══ PROVIDED INFORMATION
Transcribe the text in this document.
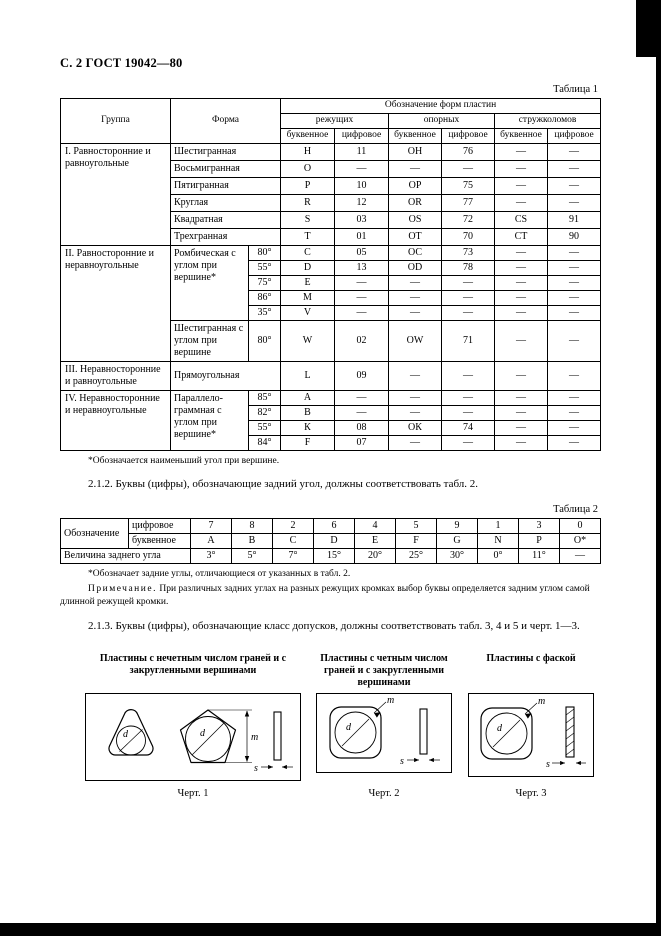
С. 2 ГОСТ 19042—80
Таблица 1
Группа	Форма		Обозначение форм пластин					
			режущих		опорных		стружколомов	
			буквенное	цифровое	буквенное	цифровое	буквенное	цифровое
I. Равносторонние и равноугольные	Шестигранная		Н	11	ОН	76	—	—
	Восьмигранная		О	—	—	—	—	—
	Пятигранная		Р	10	ОР	75	—	—
	Круглая		R	12	OR	77	—	—
	Квадратная		S	03	OS	72	CS	91
	Трехгранная		Т	01	ОТ	70	СТ	90
II. Равносторонние и неравноугольные	Ромбическая с углом при вершине*	80°	С	05	ОС	73	—	—
		55°	D	13	OD	78	—	—
		75°	Е	—	—	—	—	—
		86°	М	—	—	—	—	—
		35°	V	—	—	—	—	—
	Шестигранная с углом при вершине	80°	W	02	OW	71	—	—
III. Неравносторонние и равноугольные	Прямоугольная		L	09	—	—	—	—
IV. Неравносторонние и неравноугольные	Параллелограммная с углом при вершине*	85°	А	—	—	—	—	—
		82°	В	—	—	—	—	—
		55°	К	08	ОК	74	—	—
		84°	F	07	—	—	—	—
*Обозначается наименьший угол при вершине.

2.1.2. Буквы (цифры), обозначающие задний угол, должны соответствовать табл. 2.

Таблица 2
Обозначение	цифровое	7	8	2	6	4	5	9	1	3	0
	буквенное	А	В	С	D	Е	F	G	N	Р	О*
Величина заднего угла		3°	5°	7°	15°	20°	25°	30°	0°	11°	—
*Обозначает задние углы, отличающиеся от указанных в табл. 2.

Примечание. При различных задних углах на разных режущих кромках выбор буквы определяется задним углом самой длинной режущей кромки.

2.1.3. Буквы (цифры), обозначающие класс допусков, должны соответствовать табл. 3, 4 и 5 и черт. 1—3.

Пластины с нечетным числом граней и с закругленными вершинами
d	d	m
s
Черт. 1
Пластины с четным числом граней и с закругленными вершинами
d
m
s
Черт. 2
Пластины с фаской
d
m
s
Черт. 3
════
• **STATED EXERCISE**
Pick out all the lines with the word "Шестигранная" in them and copy them.

• **EXERCISE ANSWER**
I. Равносторонние и равноугольные	Шестигранная		Н	11	ОН	76	—	—
	Шестигранная с углом при вершине	80°	W	02	OW	71	—	—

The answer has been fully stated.